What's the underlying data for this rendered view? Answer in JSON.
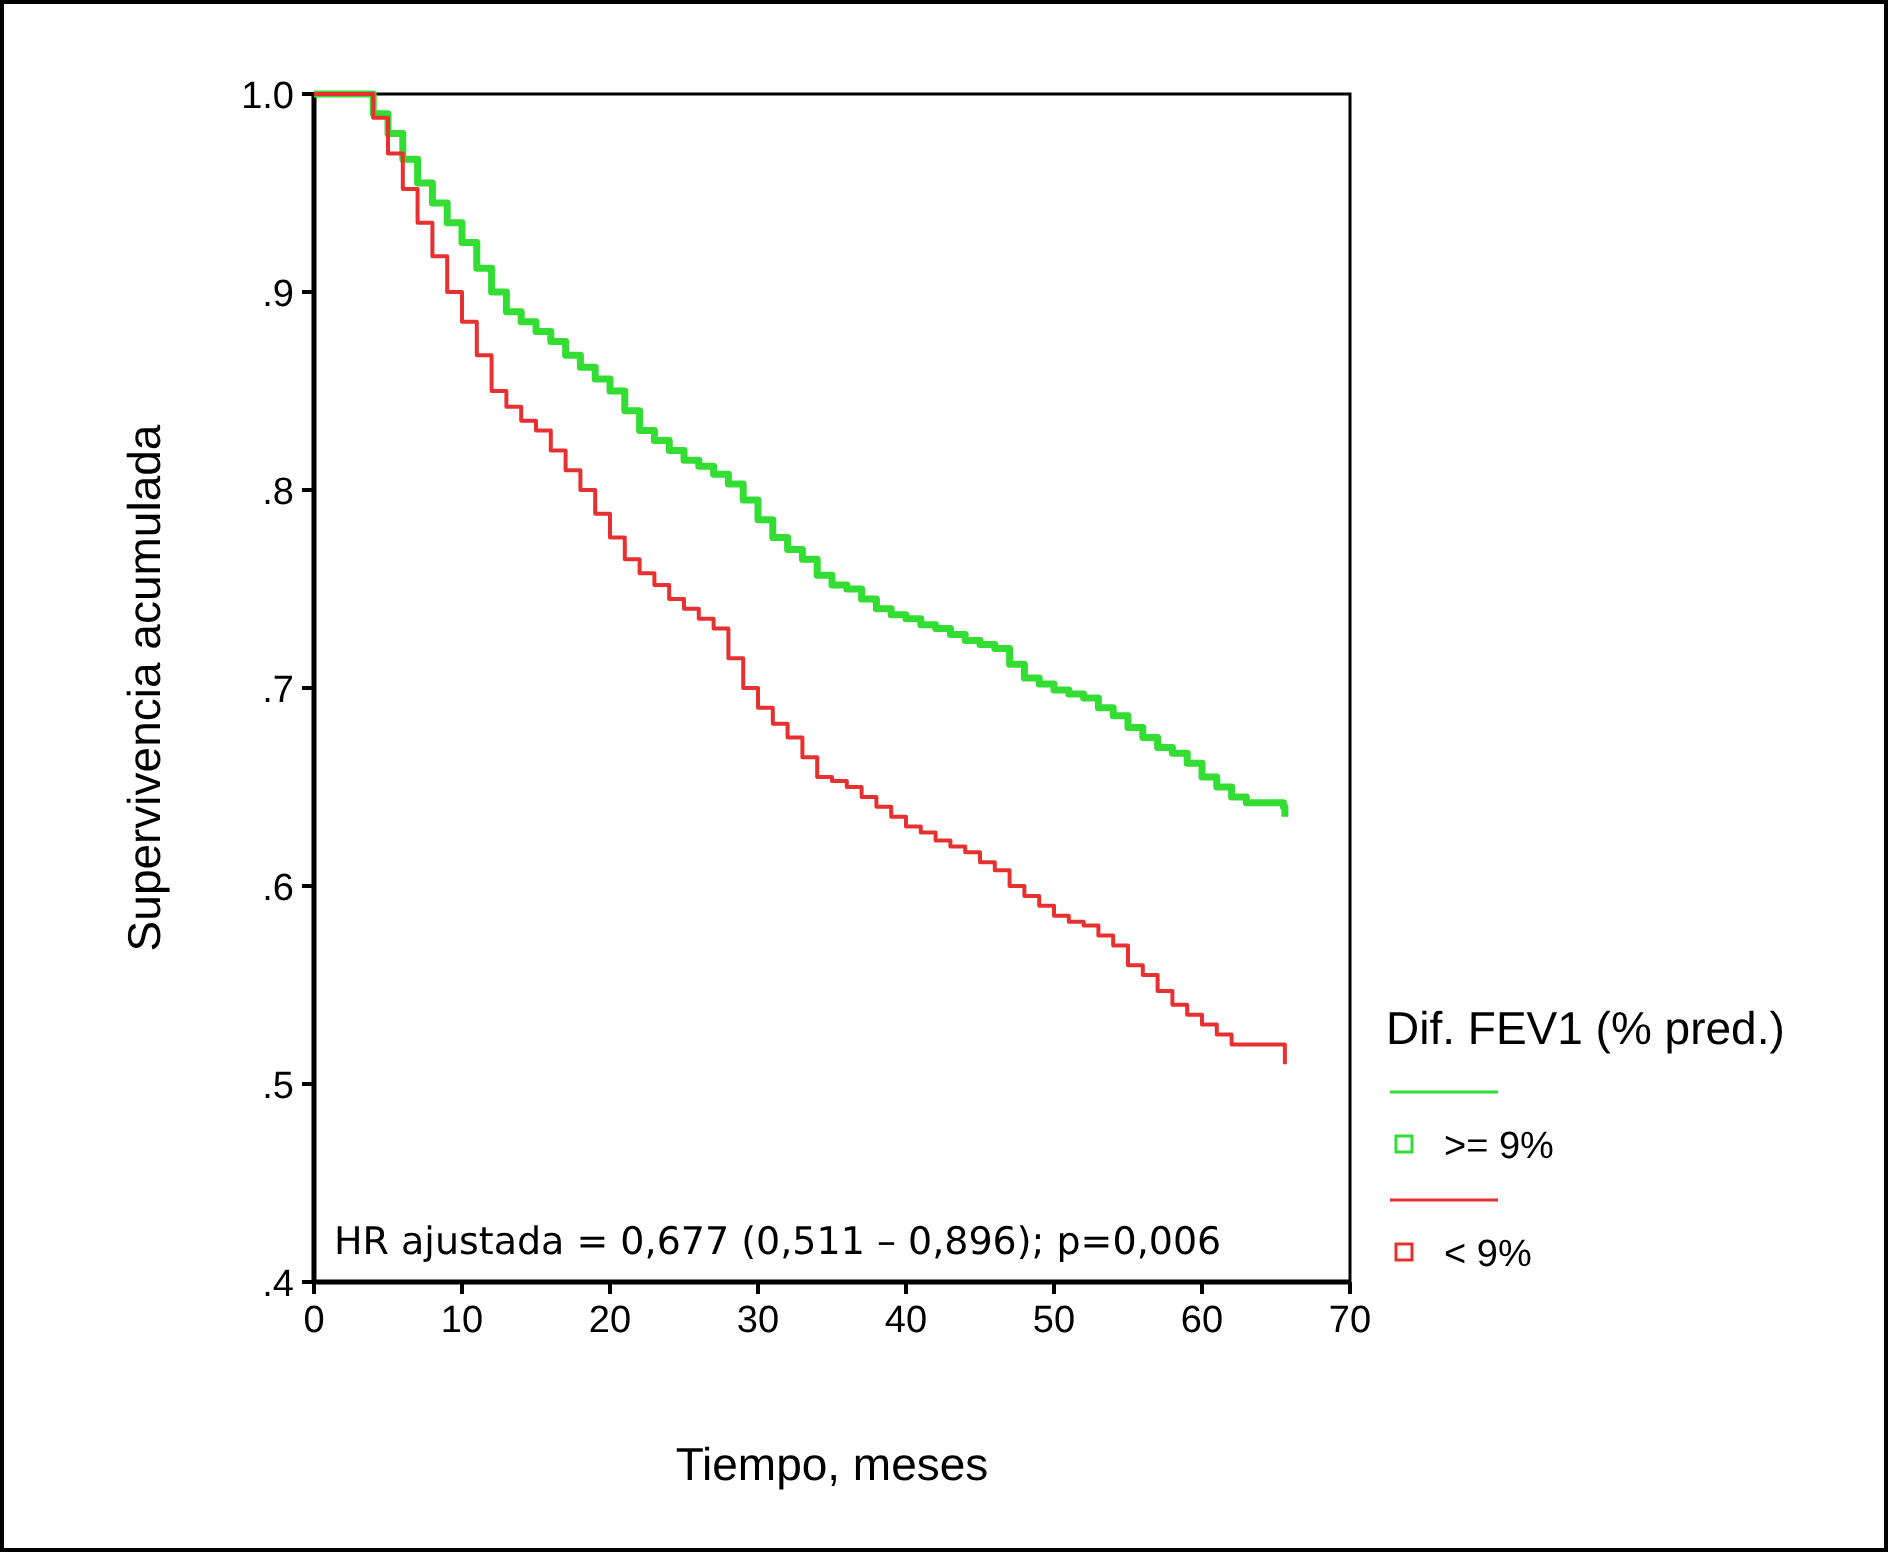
{
  "chart_data": {
    "type": "step",
    "xlabel": "Tiempo, meses",
    "ylabel": "Supervivencia acumulada",
    "legend_title": "Dif. FEV1 (% pred.)",
    "legend": "right",
    "xlim": [
      0,
      70
    ],
    "xticks": [
      0,
      10,
      20,
      30,
      40,
      50,
      60,
      70
    ],
    "ylim": [
      0.4,
      1.0
    ],
    "yticks": [
      {
        "value": 0.4,
        "label": ".4"
      },
      {
        "value": 0.5,
        "label": ".5"
      },
      {
        "value": 0.6,
        "label": ".6"
      },
      {
        "value": 0.7,
        "label": ".7"
      },
      {
        "value": 0.8,
        "label": ".8"
      },
      {
        "value": 0.9,
        "label": ".9"
      },
      {
        "value": 1.0,
        "label": "1.0"
      }
    ],
    "annotations": [
      "HR ajustada = 0,677 (0,511 – 0,896); p=0,006"
    ],
    "series": [
      {
        "name": ">= 9%",
        "color": "#33dd33",
        "x": [
          0,
          3.4,
          4,
          5,
          6,
          7,
          8,
          9,
          10,
          11,
          12,
          13,
          14,
          15,
          16,
          17,
          18,
          19,
          20,
          21,
          22,
          23,
          24,
          25,
          26,
          27,
          28,
          29,
          30,
          31,
          32,
          33,
          34,
          35,
          36,
          37,
          38,
          39,
          40,
          41,
          42,
          43,
          44,
          45,
          46,
          47,
          48,
          49,
          50,
          51,
          52,
          53,
          54,
          55,
          56,
          57,
          58,
          59,
          60,
          61,
          62,
          63,
          65.5,
          65.6
        ],
        "values": [
          1.0,
          1.0,
          0.99,
          0.98,
          0.967,
          0.955,
          0.945,
          0.935,
          0.925,
          0.912,
          0.9,
          0.89,
          0.885,
          0.88,
          0.875,
          0.868,
          0.862,
          0.856,
          0.85,
          0.84,
          0.83,
          0.825,
          0.82,
          0.815,
          0.812,
          0.808,
          0.803,
          0.795,
          0.785,
          0.776,
          0.77,
          0.765,
          0.757,
          0.752,
          0.75,
          0.745,
          0.74,
          0.737,
          0.735,
          0.732,
          0.73,
          0.727,
          0.724,
          0.722,
          0.72,
          0.712,
          0.705,
          0.702,
          0.699,
          0.697,
          0.695,
          0.69,
          0.686,
          0.68,
          0.675,
          0.67,
          0.667,
          0.662,
          0.655,
          0.65,
          0.645,
          0.642,
          0.64,
          0.635
        ]
      },
      {
        "name": "< 9%",
        "color": "#e83030",
        "x": [
          0,
          3.4,
          4,
          5,
          6,
          7,
          8,
          9,
          10,
          11,
          12,
          13,
          14,
          15,
          16,
          17,
          18,
          19,
          20,
          21,
          22,
          23,
          24,
          25,
          26,
          27,
          28,
          29,
          30,
          31,
          32,
          33,
          34,
          35,
          36,
          37,
          38,
          39,
          40,
          41,
          42,
          43,
          44,
          45,
          46,
          47,
          48,
          49,
          50,
          51,
          52,
          53,
          54,
          55,
          56,
          57,
          58,
          59,
          60,
          61,
          62,
          65.5,
          65.6
        ],
        "values": [
          1.0,
          1.0,
          0.988,
          0.97,
          0.952,
          0.935,
          0.918,
          0.9,
          0.885,
          0.868,
          0.85,
          0.842,
          0.835,
          0.83,
          0.82,
          0.81,
          0.8,
          0.788,
          0.776,
          0.765,
          0.758,
          0.752,
          0.745,
          0.74,
          0.735,
          0.73,
          0.715,
          0.7,
          0.69,
          0.682,
          0.675,
          0.665,
          0.655,
          0.653,
          0.65,
          0.645,
          0.64,
          0.635,
          0.63,
          0.627,
          0.623,
          0.62,
          0.617,
          0.612,
          0.608,
          0.6,
          0.595,
          0.59,
          0.585,
          0.582,
          0.58,
          0.575,
          0.57,
          0.56,
          0.555,
          0.547,
          0.54,
          0.535,
          0.53,
          0.525,
          0.52,
          0.52,
          0.51
        ]
      }
    ]
  }
}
• • •
**GIVEN EXERCISE:**
Restate the whole of the material word for word without the pictures.

**TASK OUTPUT:**
What's the underlying data for this rendered view? Answer in JSON.
{
  "chart_data": {
    "type": "step",
    "xlabel": "Tiempo, meses",
    "ylabel": "Supervivencia acumulada",
    "legend_title": "Dif. FEV1 (% pred.)",
    "legend": "right",
    "xlim": [
      0,
      70
    ],
    "xticks": [
      0,
      10,
      20,
      30,
      40,
      50,
      60,
      70
    ],
    "ylim": [
      0.4,
      1.0
    ],
    "yticks": [
      {
        "value": 0.4,
        "label": ".4"
      },
      {
        "value": 0.5,
        "label": ".5"
      },
      {
        "value": 0.6,
        "label": ".6"
      },
      {
        "value": 0.7,
        "label": ".7"
      },
      {
        "value": 0.8,
        "label": ".8"
      },
      {
        "value": 0.9,
        "label": ".9"
      },
      {
        "value": 1.0,
        "label": "1.0"
      }
    ],
    "annotations": [
      "HR ajustada = 0,677 (0,511 – 0,896); p=0,006"
    ],
    "series": [
      {
        "name": ">= 9%",
        "color": "#33dd33",
        "x": [
          0,
          3.4,
          4,
          5,
          6,
          7,
          8,
          9,
          10,
          11,
          12,
          13,
          14,
          15,
          16,
          17,
          18,
          19,
          20,
          21,
          22,
          23,
          24,
          25,
          26,
          27,
          28,
          29,
          30,
          31,
          32,
          33,
          34,
          35,
          36,
          37,
          38,
          39,
          40,
          41,
          42,
          43,
          44,
          45,
          46,
          47,
          48,
          49,
          50,
          51,
          52,
          53,
          54,
          55,
          56,
          57,
          58,
          59,
          60,
          61,
          62,
          63,
          65.5,
          65.6
        ],
        "values": [
          1.0,
          1.0,
          0.99,
          0.98,
          0.967,
          0.955,
          0.945,
          0.935,
          0.925,
          0.912,
          0.9,
          0.89,
          0.885,
          0.88,
          0.875,
          0.868,
          0.862,
          0.856,
          0.85,
          0.84,
          0.83,
          0.825,
          0.82,
          0.815,
          0.812,
          0.808,
          0.803,
          0.795,
          0.785,
          0.776,
          0.77,
          0.765,
          0.757,
          0.752,
          0.75,
          0.745,
          0.74,
          0.737,
          0.735,
          0.732,
          0.73,
          0.727,
          0.724,
          0.722,
          0.72,
          0.712,
          0.705,
          0.702,
          0.699,
          0.697,
          0.695,
          0.69,
          0.686,
          0.68,
          0.675,
          0.67,
          0.667,
          0.662,
          0.655,
          0.65,
          0.645,
          0.642,
          0.64,
          0.635
        ]
      },
      {
        "name": "< 9%",
        "color": "#e83030",
        "x": [
          0,
          3.4,
          4,
          5,
          6,
          7,
          8,
          9,
          10,
          11,
          12,
          13,
          14,
          15,
          16,
          17,
          18,
          19,
          20,
          21,
          22,
          23,
          24,
          25,
          26,
          27,
          28,
          29,
          30,
          31,
          32,
          33,
          34,
          35,
          36,
          37,
          38,
          39,
          40,
          41,
          42,
          43,
          44,
          45,
          46,
          47,
          48,
          49,
          50,
          51,
          52,
          53,
          54,
          55,
          56,
          57,
          58,
          59,
          60,
          61,
          62,
          65.5,
          65.6
        ],
        "values": [
          1.0,
          1.0,
          0.988,
          0.97,
          0.952,
          0.935,
          0.918,
          0.9,
          0.885,
          0.868,
          0.85,
          0.842,
          0.835,
          0.83,
          0.82,
          0.81,
          0.8,
          0.788,
          0.776,
          0.765,
          0.758,
          0.752,
          0.745,
          0.74,
          0.735,
          0.73,
          0.715,
          0.7,
          0.69,
          0.682,
          0.675,
          0.665,
          0.655,
          0.653,
          0.65,
          0.645,
          0.64,
          0.635,
          0.63,
          0.627,
          0.623,
          0.62,
          0.617,
          0.612,
          0.608,
          0.6,
          0.595,
          0.59,
          0.585,
          0.582,
          0.58,
          0.575,
          0.57,
          0.56,
          0.555,
          0.547,
          0.54,
          0.535,
          0.53,
          0.525,
          0.52,
          0.52,
          0.51
        ]
      }
    ]
  }
}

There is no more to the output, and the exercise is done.